**AIM**
Count every line below in which "FlatEngraver" occurs, then give only the count.

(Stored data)

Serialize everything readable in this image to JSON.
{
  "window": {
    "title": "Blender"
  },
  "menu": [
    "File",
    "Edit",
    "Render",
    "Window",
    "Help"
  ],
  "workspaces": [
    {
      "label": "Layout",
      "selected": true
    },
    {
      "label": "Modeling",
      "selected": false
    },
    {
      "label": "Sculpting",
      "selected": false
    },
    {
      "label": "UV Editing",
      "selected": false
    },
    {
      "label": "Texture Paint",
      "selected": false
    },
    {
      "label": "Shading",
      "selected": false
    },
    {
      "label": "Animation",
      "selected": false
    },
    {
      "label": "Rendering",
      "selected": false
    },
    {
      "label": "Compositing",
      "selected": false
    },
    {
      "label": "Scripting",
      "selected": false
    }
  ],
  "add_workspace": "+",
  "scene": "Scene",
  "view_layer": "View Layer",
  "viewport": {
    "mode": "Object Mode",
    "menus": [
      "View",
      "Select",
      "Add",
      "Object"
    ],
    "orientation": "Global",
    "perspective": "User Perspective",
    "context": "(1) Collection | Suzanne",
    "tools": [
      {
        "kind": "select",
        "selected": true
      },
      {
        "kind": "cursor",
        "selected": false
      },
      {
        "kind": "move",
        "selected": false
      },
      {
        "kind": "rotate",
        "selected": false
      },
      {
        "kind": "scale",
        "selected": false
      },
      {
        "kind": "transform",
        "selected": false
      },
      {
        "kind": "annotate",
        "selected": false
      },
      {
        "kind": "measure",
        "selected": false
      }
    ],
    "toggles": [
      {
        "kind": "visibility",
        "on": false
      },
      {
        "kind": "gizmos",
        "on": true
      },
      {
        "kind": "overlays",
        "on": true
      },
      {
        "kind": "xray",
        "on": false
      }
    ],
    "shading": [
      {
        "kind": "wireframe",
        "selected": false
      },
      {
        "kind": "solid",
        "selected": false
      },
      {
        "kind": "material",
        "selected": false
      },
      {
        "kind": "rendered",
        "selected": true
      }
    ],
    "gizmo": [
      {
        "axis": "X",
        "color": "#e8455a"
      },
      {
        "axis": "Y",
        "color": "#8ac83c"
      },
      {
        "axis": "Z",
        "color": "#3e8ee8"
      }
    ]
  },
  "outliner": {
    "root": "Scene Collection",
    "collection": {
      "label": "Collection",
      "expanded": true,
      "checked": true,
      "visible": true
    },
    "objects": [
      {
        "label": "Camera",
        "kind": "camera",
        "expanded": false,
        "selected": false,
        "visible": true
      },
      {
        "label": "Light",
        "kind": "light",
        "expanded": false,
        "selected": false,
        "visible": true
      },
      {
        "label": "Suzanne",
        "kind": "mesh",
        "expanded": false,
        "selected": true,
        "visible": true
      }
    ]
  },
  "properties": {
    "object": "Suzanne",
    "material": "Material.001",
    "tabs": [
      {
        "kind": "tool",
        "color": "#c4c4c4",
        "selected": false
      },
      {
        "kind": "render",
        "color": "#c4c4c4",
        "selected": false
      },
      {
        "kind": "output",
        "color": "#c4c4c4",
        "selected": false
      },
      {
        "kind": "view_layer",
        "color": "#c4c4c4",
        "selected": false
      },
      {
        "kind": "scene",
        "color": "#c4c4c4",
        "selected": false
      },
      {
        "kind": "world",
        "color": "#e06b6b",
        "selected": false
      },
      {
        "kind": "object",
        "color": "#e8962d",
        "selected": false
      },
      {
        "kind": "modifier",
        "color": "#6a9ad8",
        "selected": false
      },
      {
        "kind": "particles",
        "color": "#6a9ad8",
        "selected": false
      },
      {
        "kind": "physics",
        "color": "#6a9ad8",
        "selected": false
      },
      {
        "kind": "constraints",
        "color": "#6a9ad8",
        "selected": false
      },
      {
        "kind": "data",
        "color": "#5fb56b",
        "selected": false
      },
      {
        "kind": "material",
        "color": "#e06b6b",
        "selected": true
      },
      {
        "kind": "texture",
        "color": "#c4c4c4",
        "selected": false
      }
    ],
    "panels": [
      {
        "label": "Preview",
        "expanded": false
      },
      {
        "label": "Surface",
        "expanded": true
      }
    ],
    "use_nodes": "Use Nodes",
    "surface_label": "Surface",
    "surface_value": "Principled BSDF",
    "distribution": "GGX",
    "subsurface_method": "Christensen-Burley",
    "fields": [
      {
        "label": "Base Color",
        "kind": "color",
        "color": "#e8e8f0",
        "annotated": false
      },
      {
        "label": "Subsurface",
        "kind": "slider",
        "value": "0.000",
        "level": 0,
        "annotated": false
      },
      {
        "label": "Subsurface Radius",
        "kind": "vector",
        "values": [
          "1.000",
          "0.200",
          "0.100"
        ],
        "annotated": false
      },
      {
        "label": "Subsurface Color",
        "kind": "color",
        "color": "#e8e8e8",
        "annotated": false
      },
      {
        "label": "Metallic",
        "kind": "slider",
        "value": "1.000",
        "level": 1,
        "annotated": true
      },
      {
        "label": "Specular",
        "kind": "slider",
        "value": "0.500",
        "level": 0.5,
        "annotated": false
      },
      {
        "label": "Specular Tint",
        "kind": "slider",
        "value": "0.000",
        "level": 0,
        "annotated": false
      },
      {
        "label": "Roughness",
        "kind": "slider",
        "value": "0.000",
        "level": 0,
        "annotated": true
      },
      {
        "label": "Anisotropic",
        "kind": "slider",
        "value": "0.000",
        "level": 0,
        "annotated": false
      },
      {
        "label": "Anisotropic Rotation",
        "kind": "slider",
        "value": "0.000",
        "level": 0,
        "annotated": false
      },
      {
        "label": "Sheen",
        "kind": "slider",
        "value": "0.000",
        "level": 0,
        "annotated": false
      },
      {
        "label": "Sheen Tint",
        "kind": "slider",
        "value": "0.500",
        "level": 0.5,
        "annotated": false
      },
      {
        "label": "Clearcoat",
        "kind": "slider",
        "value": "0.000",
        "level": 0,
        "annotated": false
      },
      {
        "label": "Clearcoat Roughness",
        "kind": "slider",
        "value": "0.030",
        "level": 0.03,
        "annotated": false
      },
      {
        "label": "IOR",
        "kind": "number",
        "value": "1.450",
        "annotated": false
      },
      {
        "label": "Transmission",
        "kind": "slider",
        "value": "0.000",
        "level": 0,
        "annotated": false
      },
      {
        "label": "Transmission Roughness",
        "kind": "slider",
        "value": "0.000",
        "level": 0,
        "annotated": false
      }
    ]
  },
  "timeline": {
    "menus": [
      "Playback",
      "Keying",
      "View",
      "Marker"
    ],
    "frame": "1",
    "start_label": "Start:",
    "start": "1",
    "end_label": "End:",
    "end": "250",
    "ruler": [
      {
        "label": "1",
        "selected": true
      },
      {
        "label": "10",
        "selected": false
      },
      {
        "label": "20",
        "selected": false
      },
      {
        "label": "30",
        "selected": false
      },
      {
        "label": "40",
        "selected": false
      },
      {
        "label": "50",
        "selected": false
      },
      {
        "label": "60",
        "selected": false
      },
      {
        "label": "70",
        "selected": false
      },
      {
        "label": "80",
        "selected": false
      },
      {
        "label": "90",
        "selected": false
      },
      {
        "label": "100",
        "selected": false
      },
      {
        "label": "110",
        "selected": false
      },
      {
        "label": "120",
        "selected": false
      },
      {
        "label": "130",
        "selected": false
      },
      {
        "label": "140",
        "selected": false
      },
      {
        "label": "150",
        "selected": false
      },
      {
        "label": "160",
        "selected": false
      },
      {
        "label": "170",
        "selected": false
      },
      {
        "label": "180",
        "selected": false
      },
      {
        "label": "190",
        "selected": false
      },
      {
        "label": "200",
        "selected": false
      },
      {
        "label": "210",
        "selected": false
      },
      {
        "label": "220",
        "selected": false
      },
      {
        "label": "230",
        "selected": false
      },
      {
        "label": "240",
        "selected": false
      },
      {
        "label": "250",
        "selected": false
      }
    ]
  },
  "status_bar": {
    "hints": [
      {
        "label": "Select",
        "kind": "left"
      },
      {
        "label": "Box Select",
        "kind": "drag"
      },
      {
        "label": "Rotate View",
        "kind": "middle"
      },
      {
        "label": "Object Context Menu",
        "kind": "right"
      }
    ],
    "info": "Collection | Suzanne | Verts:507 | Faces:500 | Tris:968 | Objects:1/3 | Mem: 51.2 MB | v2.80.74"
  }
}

* * *

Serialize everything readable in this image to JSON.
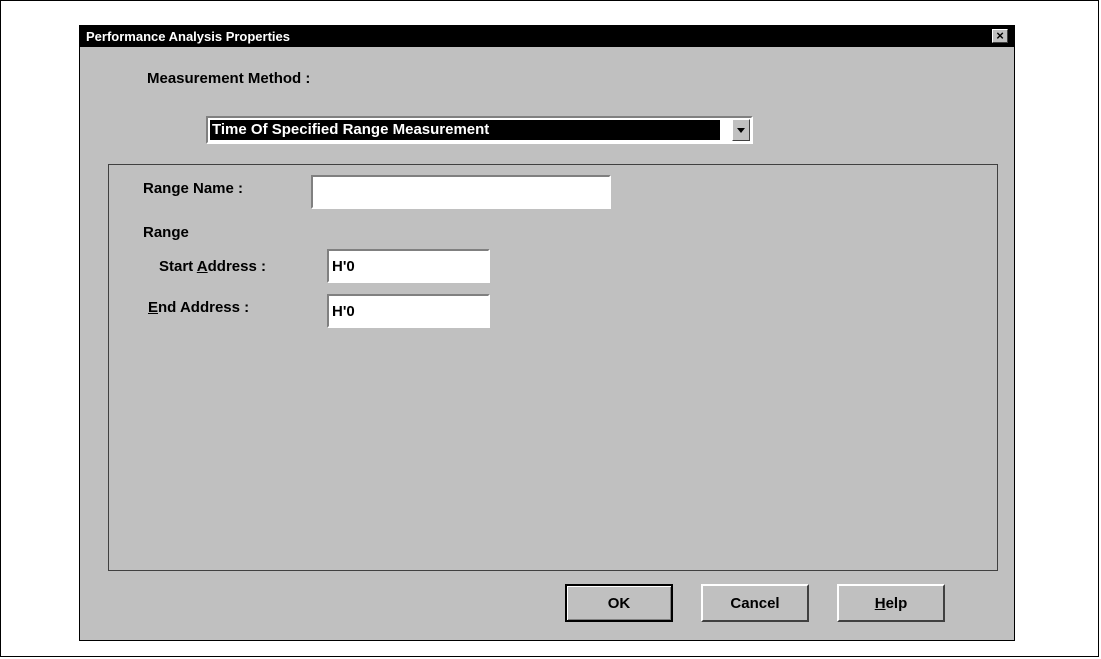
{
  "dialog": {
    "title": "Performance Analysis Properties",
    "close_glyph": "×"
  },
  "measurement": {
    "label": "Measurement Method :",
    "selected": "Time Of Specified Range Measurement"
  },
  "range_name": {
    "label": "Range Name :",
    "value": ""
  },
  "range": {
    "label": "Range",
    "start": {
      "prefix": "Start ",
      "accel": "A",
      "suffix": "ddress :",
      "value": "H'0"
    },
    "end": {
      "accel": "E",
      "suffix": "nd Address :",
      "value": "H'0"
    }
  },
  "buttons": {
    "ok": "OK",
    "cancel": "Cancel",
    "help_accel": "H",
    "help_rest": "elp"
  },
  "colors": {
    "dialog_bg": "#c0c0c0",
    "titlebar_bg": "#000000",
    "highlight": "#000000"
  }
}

* * *

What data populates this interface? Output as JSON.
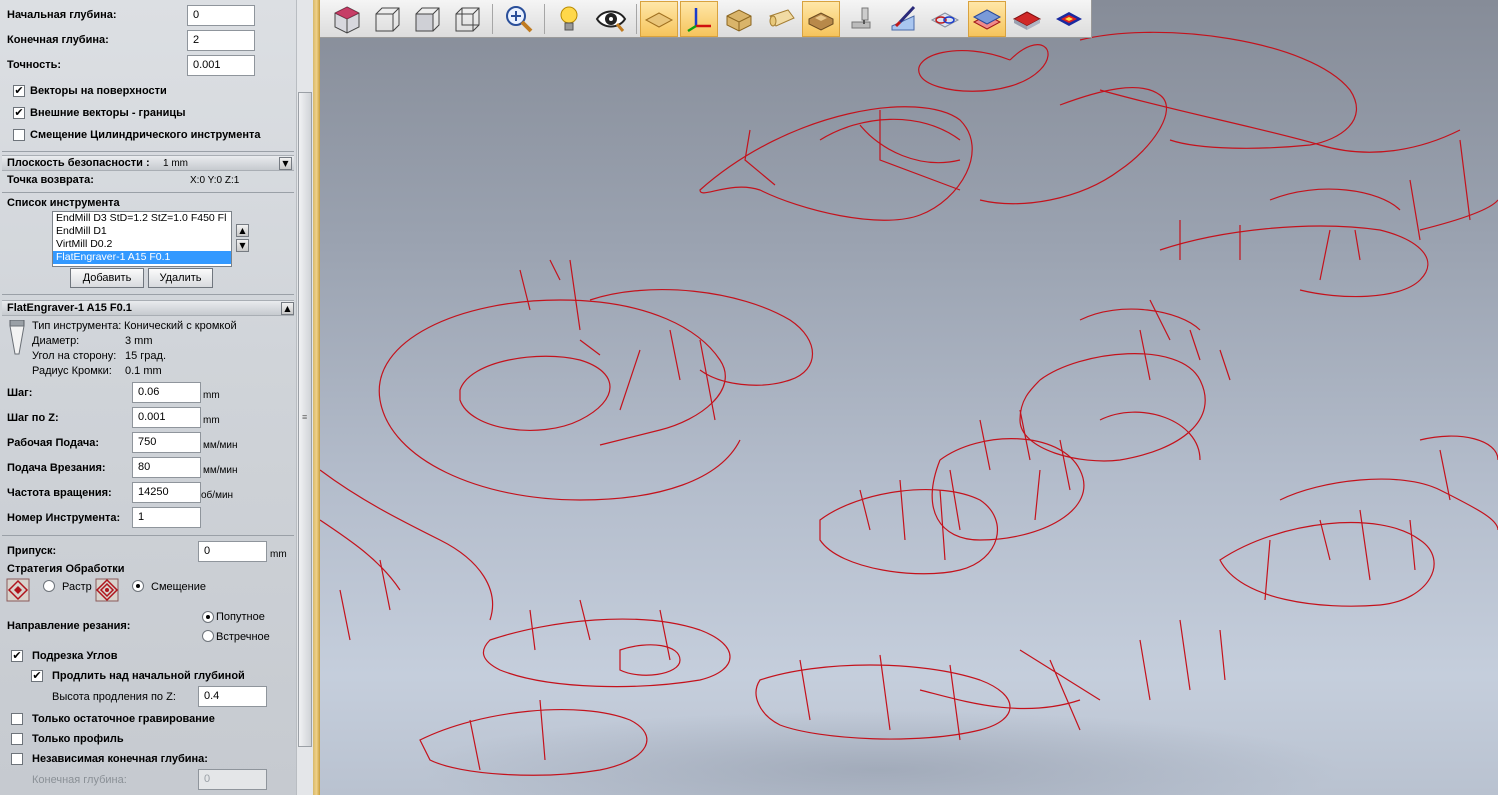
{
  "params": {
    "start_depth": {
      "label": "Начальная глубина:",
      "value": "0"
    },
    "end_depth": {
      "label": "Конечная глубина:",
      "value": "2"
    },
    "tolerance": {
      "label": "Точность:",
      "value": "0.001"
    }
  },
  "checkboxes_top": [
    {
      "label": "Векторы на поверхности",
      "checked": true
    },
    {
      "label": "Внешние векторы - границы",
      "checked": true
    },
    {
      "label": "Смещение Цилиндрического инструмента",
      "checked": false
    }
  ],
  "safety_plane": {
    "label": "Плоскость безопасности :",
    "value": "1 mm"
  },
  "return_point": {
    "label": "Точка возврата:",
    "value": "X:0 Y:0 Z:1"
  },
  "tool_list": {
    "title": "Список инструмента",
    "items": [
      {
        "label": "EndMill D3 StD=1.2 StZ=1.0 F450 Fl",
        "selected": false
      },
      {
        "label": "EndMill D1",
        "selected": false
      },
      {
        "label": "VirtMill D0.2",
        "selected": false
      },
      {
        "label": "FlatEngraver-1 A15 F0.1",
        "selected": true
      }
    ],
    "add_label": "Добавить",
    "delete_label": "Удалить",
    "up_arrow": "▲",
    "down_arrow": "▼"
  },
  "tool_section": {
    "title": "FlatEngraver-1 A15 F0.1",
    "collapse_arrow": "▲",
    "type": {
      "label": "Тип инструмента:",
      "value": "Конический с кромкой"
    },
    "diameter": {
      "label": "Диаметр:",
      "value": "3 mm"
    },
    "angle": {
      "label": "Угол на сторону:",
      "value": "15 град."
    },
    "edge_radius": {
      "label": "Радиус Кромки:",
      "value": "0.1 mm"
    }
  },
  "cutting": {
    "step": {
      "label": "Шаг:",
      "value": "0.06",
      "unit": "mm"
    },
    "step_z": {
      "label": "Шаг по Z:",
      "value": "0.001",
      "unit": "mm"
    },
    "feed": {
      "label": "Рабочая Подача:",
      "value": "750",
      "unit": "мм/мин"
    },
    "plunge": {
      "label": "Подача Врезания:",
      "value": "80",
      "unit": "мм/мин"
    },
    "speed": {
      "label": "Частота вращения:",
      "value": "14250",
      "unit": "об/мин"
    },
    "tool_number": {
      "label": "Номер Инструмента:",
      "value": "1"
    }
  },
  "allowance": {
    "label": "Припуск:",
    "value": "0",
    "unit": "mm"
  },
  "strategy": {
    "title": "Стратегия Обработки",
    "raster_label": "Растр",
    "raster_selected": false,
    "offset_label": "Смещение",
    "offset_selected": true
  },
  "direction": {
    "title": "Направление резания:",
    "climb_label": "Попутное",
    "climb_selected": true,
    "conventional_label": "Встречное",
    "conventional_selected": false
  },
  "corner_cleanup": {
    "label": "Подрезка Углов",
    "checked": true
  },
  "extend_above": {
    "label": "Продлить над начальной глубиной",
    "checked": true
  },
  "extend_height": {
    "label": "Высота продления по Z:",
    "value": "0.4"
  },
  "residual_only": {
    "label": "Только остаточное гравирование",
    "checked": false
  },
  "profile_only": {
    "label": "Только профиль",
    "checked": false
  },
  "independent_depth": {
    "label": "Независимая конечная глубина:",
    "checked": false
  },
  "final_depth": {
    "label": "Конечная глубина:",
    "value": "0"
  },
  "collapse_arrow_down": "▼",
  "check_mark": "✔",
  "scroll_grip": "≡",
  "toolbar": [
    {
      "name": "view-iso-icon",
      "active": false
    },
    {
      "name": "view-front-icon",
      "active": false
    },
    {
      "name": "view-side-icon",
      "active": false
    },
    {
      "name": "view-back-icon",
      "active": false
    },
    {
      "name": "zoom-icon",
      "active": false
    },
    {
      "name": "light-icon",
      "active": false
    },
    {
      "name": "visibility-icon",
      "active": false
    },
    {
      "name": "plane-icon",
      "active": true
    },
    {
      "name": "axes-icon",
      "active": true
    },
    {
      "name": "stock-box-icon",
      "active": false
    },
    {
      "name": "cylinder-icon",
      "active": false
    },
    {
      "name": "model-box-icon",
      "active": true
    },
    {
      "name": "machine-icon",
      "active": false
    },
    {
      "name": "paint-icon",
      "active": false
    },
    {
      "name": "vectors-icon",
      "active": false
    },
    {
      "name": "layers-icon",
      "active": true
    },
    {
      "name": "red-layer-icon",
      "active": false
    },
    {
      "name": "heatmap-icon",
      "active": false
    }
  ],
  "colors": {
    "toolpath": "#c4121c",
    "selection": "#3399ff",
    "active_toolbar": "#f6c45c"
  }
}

**SOLUTION TO THIS EXERCISE**
2